Documentation Index
Fetch the complete documentation index at: https://docs.dottxt.ai/llms.txt
Use this file to discover all available pages before exploring further.
Instructor patches the OpenAI client to return typed Pydantic objects instead of raw completions. Since dottxt exposes an OpenAI-compatible endpoint, you can use Instructor on top of the OpenAI Python SDK.
For dottxt, the important detail is to use Instructor in JSON mode so your response_model is translated into JSON Schema and sent through dottxt structured generation, rather than relying on tool-calling behavior.
Instructor has excellent documentation covering advanced patterns like validation, retries, partial streaming, and multi-modal extraction. This page covers the dottxt-specific setup. Refer to the Instructor docs for everything else.
Install
pip install instructor openai pydantic
Create an OpenAI client pointed at dottxt, then patch it with Instructor in JSON mode:
import os
import instructor
from openai import OpenAI
client = instructor.from_openai(
OpenAI(
base_url="https://api.dottxt.ai/v1",
api_key=os.environ["DOTTXT_API_KEY"],
),
mode=instructor.Mode.JSON,
)
Basic usage
Define a Pydantic model and pass it as response_model. Instructor will derive JSON Schema from the model, send that schema to dottxt, and validate the response back into a Pydantic object:
from typing import Optional
from pydantic import BaseModel, ConfigDict, Field
class Contact(BaseModel):
model_config = ConfigDict(extra="forbid")
name: str = Field(description="Full name")
email: str = Field(description="Email address")
role: Optional[str] = Field(default=None, description="Job title")
contact = client.chat.completions.create(
model="openai/gpt-oss-20b",
response_model=Contact,
messages=[
{"role": "user", "content": "Extract: John Smith <john@acme.com>, VP Engineering"}
],
)
print(contact.name) # "John Smith"
print(contact.email) # "john@acme.com"
print(contact.role) # "VP Engineering"
Instructor handles schema generation, request construction, and response parsing for you. The underlying API call still uses the same dottxt structured generation path described in API Overview and Pydantic Authoring.
What Instructor sends to dottxt
Under the hood, the Contact model above is converted into JSON Schema and sent to dottxt as structured output constraints:
{
"type": "object",
"properties": {
"name": { "type": "string", "description": "Full name" },
"email": { "type": "string", "description": "Email address" },
"role": {
"anyOf": [{ "type": "string" }, { "type": "null" }],
"default": null,
"description": "Job title"

### Task statement:
Retype the Instructor setup page, starting with "Instructor patches the" and going on through "OpenAI Python SDK.". The entries have nothing to do with the Instructor setup page.

### Dataset extract:

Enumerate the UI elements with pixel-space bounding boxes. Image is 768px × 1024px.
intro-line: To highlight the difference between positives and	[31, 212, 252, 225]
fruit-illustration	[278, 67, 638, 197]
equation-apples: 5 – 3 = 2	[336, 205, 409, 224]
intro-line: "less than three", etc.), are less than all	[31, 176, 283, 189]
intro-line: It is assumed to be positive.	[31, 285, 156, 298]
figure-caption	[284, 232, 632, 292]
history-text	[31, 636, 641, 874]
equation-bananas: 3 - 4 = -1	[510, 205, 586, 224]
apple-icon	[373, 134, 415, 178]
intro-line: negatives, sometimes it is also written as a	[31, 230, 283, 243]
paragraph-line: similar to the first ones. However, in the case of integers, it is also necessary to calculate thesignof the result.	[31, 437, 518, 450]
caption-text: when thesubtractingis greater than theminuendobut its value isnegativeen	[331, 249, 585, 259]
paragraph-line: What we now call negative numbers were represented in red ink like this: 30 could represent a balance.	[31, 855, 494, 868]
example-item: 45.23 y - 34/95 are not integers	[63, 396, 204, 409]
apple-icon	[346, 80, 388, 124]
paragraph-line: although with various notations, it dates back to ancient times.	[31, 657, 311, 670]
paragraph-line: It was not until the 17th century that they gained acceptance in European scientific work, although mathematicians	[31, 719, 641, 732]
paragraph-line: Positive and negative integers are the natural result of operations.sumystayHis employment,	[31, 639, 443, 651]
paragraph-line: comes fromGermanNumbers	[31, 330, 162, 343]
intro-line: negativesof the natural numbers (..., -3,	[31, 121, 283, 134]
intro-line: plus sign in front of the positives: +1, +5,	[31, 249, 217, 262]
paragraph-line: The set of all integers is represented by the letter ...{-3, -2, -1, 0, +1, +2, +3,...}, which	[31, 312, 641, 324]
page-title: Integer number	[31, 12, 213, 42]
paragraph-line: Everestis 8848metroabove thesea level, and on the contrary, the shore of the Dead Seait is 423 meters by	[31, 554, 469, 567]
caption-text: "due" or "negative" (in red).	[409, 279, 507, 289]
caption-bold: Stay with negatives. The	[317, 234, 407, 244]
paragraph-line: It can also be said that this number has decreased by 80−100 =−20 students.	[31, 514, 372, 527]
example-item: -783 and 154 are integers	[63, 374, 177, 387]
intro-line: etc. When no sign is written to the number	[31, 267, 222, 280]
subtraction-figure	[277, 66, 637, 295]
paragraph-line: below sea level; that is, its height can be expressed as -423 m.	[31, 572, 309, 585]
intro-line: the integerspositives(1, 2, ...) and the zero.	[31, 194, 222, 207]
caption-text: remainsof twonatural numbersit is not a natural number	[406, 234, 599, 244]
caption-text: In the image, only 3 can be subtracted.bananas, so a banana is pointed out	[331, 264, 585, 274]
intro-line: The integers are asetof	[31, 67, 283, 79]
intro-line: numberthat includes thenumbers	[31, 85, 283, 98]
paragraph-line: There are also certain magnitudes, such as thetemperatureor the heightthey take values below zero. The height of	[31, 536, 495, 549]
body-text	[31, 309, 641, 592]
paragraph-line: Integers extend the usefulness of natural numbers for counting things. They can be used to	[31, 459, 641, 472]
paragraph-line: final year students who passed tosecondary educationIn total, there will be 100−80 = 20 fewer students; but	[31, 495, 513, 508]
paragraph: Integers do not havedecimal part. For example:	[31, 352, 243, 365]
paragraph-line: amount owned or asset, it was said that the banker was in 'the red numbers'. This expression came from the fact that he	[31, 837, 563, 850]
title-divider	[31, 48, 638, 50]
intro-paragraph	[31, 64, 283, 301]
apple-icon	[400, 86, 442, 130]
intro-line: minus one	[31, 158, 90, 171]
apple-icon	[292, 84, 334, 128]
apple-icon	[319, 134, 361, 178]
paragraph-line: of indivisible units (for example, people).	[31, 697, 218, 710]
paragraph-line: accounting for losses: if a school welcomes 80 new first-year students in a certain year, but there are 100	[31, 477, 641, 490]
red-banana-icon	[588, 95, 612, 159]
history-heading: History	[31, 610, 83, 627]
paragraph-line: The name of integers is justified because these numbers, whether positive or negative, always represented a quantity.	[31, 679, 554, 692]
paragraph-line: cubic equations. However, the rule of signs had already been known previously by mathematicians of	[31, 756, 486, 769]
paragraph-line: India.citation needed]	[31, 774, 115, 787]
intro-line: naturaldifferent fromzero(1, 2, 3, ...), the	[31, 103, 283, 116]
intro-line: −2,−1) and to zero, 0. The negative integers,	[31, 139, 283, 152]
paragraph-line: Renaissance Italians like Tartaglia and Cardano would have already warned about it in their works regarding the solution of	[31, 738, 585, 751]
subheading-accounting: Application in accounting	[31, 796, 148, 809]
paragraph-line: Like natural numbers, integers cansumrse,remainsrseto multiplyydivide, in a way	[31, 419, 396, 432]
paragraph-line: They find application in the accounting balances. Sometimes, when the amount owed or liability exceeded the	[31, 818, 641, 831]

### Completed task:
Instructor patches the OpenAI client to return typed Pydantic objects instead of raw completions. Since dottxt exposes an OpenAI-compatible endpoint, you can use Instructor on top of the OpenAI Python SDK.